Print every item below again, line for line, without changing anything.
=== Information supplied ===
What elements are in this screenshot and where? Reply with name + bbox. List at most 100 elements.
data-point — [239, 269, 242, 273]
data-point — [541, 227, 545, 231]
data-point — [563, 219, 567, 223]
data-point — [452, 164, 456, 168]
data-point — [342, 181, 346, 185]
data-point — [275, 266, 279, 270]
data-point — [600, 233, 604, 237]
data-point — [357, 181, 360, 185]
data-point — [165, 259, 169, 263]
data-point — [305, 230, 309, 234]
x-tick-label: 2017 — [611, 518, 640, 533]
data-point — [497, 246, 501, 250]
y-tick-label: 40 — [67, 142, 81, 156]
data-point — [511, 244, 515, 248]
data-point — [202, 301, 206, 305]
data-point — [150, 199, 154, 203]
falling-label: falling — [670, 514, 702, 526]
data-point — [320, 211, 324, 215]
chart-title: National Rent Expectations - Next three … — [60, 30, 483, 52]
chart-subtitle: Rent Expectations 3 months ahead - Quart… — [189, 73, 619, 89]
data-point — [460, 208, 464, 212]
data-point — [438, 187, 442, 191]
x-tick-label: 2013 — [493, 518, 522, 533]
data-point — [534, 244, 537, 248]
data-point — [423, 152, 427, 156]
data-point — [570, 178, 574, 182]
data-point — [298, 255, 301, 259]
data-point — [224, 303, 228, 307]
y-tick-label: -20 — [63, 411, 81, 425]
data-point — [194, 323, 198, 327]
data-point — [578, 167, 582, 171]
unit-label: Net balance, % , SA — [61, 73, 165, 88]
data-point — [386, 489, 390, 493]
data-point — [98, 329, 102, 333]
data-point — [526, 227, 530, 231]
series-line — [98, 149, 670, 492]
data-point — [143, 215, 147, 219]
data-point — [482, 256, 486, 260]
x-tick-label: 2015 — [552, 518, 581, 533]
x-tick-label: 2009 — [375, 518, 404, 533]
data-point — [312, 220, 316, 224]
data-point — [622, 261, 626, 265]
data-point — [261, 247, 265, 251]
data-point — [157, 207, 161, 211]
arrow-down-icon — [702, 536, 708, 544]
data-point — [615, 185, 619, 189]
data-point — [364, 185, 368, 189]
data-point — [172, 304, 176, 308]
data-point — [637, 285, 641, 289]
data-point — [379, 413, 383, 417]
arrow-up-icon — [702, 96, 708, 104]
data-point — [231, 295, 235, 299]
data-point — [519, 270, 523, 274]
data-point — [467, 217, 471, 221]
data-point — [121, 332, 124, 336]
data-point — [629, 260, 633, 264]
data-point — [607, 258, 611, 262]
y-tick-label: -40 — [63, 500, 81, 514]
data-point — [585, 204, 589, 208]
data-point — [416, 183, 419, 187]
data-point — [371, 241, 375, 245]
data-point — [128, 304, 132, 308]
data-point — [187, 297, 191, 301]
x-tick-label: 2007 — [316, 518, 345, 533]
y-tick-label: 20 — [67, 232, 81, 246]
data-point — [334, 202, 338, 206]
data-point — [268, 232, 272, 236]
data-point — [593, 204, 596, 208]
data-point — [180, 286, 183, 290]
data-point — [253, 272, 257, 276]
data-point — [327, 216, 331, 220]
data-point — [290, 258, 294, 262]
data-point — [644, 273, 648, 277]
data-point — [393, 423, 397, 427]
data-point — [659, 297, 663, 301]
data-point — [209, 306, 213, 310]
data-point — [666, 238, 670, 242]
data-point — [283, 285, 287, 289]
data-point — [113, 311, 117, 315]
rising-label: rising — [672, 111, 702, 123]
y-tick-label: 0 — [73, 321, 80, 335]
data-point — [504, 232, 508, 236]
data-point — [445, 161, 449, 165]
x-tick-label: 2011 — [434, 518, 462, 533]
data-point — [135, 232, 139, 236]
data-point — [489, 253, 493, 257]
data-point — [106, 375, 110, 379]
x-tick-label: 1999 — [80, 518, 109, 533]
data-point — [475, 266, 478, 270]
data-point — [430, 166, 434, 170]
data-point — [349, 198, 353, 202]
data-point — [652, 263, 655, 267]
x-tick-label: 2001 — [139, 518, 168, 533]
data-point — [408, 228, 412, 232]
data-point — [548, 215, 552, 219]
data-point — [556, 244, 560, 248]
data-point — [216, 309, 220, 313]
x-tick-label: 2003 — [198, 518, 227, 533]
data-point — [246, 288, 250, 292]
===
• **Correct result**
What elements are in this screenshot and where? Reply with name + bbox. List at most 100 elements.
data-point — [239, 269, 242, 273]
data-point — [541, 227, 545, 231]
data-point — [563, 219, 567, 223]
data-point — [452, 164, 456, 168]
data-point — [342, 181, 346, 185]
data-point — [275, 266, 279, 270]
data-point — [600, 233, 604, 237]
data-point — [357, 181, 360, 185]
data-point — [165, 259, 169, 263]
data-point — [305, 230, 309, 234]
x-tick-label: 2017 — [611, 518, 640, 533]
data-point — [497, 246, 501, 250]
y-tick-label: 40 — [67, 142, 81, 156]
data-point — [511, 244, 515, 248]
data-point — [202, 301, 206, 305]
data-point — [150, 199, 154, 203]
falling-label: falling — [670, 514, 702, 526]
data-point — [320, 211, 324, 215]
chart-title: National Rent Expectations - Next three … — [60, 30, 483, 52]
chart-subtitle: Rent Expectations 3 months ahead - Quart… — [189, 73, 619, 89]
data-point — [460, 208, 464, 212]
data-point — [438, 187, 442, 191]
x-tick-label: 2013 — [493, 518, 522, 533]
data-point — [534, 244, 537, 248]
data-point — [423, 152, 427, 156]
data-point — [570, 178, 574, 182]
data-point — [298, 255, 301, 259]
data-point — [224, 303, 228, 307]
y-tick-label: -20 — [63, 411, 81, 425]
data-point — [194, 323, 198, 327]
data-point — [578, 167, 582, 171]
unit-label: Net balance, % , SA — [61, 73, 165, 88]
data-point — [386, 489, 390, 493]
data-point — [98, 329, 102, 333]
data-point — [526, 227, 530, 231]
series-line — [98, 149, 670, 492]
data-point — [143, 215, 147, 219]
data-point — [482, 256, 486, 260]
x-tick-label: 2015 — [552, 518, 581, 533]
x-tick-label: 2009 — [375, 518, 404, 533]
data-point — [312, 220, 316, 224]
data-point — [622, 261, 626, 265]
data-point — [261, 247, 265, 251]
data-point — [157, 207, 161, 211]
arrow-down-icon — [702, 536, 708, 544]
data-point — [615, 185, 619, 189]
data-point — [364, 185, 368, 189]
data-point — [172, 304, 176, 308]
data-point — [637, 285, 641, 289]
data-point — [379, 413, 383, 417]
arrow-up-icon — [702, 96, 708, 104]
data-point — [231, 295, 235, 299]
data-point — [519, 270, 523, 274]
data-point — [467, 217, 471, 221]
data-point — [121, 332, 124, 336]
data-point — [629, 260, 633, 264]
data-point — [607, 258, 611, 262]
y-tick-label: -40 — [63, 500, 81, 514]
data-point — [585, 204, 589, 208]
data-point — [416, 183, 419, 187]
data-point — [371, 241, 375, 245]
data-point — [128, 304, 132, 308]
data-point — [187, 297, 191, 301]
x-tick-label: 2007 — [316, 518, 345, 533]
y-tick-label: 20 — [67, 232, 81, 246]
data-point — [334, 202, 338, 206]
data-point — [268, 232, 272, 236]
data-point — [593, 204, 596, 208]
data-point — [180, 286, 183, 290]
data-point — [253, 272, 257, 276]
data-point — [327, 216, 331, 220]
data-point — [290, 258, 294, 262]
data-point — [644, 273, 648, 277]
data-point — [393, 423, 397, 427]
data-point — [659, 297, 663, 301]
data-point — [209, 306, 213, 310]
data-point — [666, 238, 670, 242]
data-point — [283, 285, 287, 289]
data-point — [113, 311, 117, 315]
rising-label: rising — [672, 111, 702, 123]
y-tick-label: 0 — [73, 321, 80, 335]
data-point — [504, 232, 508, 236]
data-point — [445, 161, 449, 165]
x-tick-label: 2011 — [434, 518, 462, 533]
data-point — [135, 232, 139, 236]
data-point — [489, 253, 493, 257]
data-point — [106, 375, 110, 379]
x-tick-label: 1999 — [80, 518, 109, 533]
data-point — [475, 266, 478, 270]
data-point — [430, 166, 434, 170]
data-point — [349, 198, 353, 202]
data-point — [652, 263, 655, 267]
x-tick-label: 2001 — [139, 518, 168, 533]
data-point — [408, 228, 412, 232]
data-point — [548, 215, 552, 219]
data-point — [556, 244, 560, 248]
data-point — [216, 309, 220, 313]
x-tick-label: 2003 — [198, 518, 227, 533]
data-point — [246, 288, 250, 292]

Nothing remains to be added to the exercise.